REQUIREMENT –
Show all lines from the data that include the word "draw".

PROVIDED DATA –
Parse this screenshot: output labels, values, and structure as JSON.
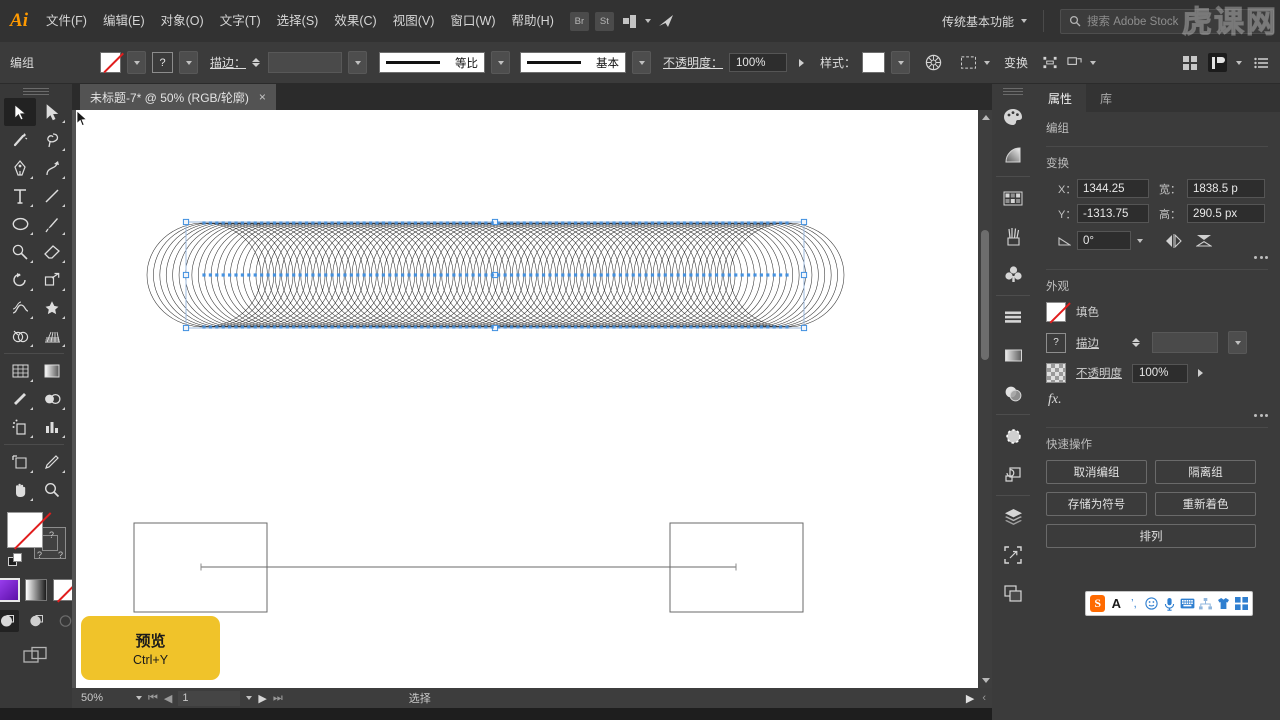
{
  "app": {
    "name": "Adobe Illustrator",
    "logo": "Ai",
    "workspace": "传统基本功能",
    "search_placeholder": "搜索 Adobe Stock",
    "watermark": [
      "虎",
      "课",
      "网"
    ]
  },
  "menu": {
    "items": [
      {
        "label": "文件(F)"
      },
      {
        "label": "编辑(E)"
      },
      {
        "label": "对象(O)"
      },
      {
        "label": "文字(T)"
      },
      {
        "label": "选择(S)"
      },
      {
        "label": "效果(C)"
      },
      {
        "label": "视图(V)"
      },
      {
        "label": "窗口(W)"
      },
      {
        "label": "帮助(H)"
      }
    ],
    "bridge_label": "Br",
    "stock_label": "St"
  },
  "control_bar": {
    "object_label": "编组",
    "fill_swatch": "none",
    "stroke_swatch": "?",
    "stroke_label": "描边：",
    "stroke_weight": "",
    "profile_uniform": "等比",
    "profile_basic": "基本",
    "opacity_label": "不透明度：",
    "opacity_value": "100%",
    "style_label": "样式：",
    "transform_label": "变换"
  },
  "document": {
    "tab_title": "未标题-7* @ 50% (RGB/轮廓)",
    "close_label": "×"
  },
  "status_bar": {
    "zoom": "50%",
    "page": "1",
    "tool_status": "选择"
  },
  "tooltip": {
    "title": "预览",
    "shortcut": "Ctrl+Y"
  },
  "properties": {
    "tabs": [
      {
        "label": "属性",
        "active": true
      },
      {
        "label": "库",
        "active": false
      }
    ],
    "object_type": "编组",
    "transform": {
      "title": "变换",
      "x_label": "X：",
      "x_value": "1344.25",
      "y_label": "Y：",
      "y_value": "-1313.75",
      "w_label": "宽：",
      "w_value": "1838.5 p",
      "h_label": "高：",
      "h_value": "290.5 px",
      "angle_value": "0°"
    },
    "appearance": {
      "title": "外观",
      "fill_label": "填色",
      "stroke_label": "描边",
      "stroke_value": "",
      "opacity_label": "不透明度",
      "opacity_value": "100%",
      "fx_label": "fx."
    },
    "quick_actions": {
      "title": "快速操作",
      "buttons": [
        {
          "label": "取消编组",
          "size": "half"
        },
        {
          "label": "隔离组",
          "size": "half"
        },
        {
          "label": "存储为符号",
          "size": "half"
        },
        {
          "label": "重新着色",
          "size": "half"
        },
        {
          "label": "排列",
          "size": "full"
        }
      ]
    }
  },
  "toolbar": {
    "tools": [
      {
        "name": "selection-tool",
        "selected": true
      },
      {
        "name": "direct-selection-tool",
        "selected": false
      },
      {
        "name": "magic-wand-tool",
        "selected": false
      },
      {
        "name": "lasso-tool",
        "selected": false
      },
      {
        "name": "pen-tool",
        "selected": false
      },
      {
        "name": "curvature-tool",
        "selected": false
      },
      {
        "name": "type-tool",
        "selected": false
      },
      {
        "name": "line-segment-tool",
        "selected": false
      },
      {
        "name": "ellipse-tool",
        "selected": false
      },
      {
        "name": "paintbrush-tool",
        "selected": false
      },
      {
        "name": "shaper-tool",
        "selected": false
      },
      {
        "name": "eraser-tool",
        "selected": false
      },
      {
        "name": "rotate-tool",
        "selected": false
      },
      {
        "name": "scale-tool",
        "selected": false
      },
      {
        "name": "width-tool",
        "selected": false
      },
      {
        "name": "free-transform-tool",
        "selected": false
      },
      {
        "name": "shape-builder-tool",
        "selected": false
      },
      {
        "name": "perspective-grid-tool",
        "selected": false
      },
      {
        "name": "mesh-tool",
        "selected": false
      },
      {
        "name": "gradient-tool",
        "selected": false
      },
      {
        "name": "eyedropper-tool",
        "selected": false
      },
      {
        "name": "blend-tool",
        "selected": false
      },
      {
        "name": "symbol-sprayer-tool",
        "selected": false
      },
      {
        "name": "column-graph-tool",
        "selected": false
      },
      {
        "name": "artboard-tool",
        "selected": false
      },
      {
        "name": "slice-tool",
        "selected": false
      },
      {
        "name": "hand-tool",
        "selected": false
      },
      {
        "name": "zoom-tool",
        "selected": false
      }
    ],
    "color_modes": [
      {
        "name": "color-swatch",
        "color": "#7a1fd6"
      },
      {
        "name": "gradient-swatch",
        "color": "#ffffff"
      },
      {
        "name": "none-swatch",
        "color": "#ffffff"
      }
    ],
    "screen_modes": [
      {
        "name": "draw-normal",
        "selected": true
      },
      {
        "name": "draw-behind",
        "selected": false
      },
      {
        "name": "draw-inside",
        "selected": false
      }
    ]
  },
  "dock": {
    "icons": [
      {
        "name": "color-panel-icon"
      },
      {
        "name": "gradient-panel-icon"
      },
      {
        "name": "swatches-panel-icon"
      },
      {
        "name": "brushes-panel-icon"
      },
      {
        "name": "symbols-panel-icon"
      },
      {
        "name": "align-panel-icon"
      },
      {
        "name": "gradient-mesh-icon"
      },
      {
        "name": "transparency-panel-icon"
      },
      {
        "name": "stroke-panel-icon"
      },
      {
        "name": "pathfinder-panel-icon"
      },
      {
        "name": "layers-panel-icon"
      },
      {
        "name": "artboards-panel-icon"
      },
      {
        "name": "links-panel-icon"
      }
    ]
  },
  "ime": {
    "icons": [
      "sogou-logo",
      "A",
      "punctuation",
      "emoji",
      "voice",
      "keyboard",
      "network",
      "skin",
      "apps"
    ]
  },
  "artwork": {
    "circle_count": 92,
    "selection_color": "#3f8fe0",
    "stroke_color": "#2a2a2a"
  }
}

...

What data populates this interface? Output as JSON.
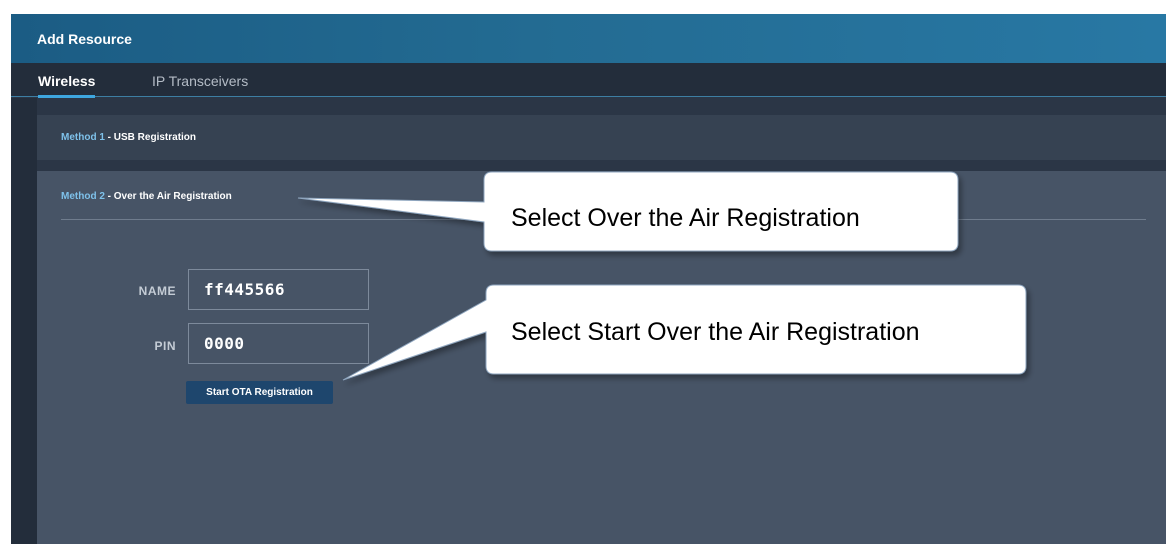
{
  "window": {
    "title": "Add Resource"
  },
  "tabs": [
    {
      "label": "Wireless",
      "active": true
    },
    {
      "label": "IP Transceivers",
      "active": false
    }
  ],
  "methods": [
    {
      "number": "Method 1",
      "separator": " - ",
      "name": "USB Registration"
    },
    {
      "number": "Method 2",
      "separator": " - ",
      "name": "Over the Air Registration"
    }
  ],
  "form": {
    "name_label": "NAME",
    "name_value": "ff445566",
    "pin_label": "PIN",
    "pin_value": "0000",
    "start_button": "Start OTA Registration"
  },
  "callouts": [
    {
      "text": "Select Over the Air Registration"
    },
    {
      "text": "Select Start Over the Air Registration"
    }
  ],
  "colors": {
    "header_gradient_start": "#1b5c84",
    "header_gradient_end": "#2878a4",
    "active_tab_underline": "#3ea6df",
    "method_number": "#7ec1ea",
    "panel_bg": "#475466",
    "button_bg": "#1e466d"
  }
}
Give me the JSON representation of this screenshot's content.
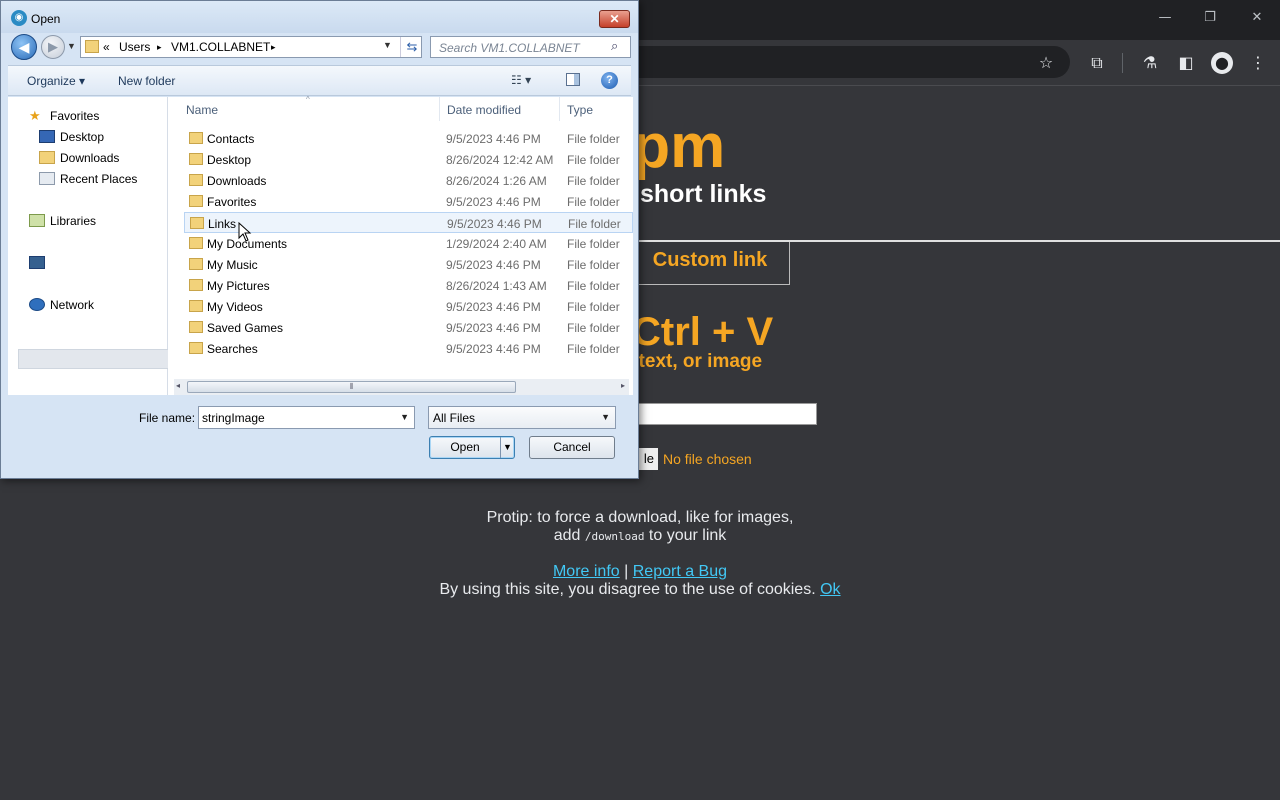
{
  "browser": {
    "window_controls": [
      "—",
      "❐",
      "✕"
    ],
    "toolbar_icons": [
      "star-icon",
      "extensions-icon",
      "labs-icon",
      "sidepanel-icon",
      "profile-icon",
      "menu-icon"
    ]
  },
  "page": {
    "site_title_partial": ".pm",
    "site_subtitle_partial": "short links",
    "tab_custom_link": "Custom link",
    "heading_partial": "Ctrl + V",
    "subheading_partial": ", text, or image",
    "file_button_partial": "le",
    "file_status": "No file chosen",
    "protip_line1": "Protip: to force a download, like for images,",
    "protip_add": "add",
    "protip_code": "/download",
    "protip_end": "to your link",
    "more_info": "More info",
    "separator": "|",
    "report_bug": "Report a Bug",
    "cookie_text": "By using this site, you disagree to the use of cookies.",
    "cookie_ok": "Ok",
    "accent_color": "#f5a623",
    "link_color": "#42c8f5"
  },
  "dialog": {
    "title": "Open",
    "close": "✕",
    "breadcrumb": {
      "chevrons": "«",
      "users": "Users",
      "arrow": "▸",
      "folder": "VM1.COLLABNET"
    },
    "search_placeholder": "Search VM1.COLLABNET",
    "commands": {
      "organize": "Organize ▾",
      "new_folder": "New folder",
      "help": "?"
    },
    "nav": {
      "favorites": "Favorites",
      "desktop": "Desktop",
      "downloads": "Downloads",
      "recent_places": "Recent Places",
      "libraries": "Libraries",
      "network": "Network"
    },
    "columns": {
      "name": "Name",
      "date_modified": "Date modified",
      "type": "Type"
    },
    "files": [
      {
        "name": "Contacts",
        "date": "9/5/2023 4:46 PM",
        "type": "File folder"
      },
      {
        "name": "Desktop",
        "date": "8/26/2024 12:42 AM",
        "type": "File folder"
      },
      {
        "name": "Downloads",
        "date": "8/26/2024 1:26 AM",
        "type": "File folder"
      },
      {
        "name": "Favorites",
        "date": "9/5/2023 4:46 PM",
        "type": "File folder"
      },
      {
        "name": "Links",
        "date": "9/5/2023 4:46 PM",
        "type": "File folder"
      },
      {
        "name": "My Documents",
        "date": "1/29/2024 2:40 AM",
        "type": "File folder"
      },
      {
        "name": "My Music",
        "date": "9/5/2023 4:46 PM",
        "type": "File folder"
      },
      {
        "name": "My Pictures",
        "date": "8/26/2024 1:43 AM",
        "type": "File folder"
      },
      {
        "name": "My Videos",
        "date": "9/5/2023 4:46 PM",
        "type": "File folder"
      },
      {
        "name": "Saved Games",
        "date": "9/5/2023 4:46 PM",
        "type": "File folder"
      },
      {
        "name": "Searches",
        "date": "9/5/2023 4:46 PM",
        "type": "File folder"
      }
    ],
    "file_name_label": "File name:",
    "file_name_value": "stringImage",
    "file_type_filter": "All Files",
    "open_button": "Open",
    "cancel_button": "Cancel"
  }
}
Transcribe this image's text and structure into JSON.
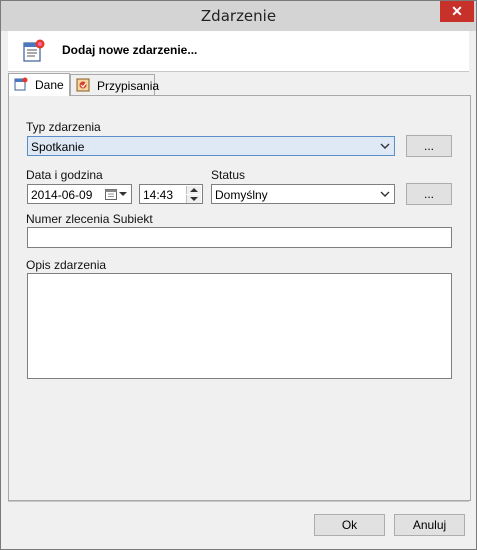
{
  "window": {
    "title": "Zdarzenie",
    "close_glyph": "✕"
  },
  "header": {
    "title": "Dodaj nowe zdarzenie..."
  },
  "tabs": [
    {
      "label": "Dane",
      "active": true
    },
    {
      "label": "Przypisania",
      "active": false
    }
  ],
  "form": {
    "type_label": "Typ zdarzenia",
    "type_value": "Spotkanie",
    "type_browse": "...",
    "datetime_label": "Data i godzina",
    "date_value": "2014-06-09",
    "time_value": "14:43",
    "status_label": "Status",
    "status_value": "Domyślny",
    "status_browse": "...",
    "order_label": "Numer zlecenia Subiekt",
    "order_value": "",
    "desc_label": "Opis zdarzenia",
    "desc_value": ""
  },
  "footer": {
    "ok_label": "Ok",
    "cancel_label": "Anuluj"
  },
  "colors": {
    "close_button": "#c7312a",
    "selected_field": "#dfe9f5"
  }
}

* * *

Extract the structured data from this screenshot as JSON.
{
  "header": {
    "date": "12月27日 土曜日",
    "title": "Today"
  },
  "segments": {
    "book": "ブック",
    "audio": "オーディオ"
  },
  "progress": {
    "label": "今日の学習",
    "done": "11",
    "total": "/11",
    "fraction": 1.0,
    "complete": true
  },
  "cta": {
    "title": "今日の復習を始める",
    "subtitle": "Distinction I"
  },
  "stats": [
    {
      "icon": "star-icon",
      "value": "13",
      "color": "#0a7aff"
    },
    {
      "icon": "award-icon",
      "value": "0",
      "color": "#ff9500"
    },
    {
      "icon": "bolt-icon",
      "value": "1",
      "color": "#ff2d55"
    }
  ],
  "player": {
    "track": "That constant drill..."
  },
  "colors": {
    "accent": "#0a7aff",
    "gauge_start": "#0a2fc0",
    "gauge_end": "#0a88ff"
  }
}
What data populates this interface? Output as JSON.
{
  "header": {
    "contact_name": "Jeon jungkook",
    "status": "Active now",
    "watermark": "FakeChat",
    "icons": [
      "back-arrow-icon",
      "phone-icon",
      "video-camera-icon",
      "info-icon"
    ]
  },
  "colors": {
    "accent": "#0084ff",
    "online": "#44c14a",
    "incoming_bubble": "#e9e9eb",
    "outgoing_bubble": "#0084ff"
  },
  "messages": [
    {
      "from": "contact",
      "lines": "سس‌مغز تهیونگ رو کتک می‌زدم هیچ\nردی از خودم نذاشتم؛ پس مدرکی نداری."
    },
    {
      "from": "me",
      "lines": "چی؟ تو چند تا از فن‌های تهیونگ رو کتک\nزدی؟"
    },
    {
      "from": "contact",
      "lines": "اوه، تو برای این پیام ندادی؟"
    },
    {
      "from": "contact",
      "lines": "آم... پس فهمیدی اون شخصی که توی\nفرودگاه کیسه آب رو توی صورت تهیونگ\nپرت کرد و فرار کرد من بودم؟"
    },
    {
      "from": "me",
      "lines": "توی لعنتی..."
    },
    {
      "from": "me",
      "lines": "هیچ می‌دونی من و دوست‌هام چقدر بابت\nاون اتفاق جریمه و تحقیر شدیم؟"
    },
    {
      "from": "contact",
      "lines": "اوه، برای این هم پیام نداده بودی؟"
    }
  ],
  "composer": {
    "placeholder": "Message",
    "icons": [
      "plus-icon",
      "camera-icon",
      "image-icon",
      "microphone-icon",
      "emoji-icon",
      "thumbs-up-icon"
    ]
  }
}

COMPLETE ANSWER –
        "name": "draw-normal",
        "name": "draw-behind",
        "name": "draw-inside",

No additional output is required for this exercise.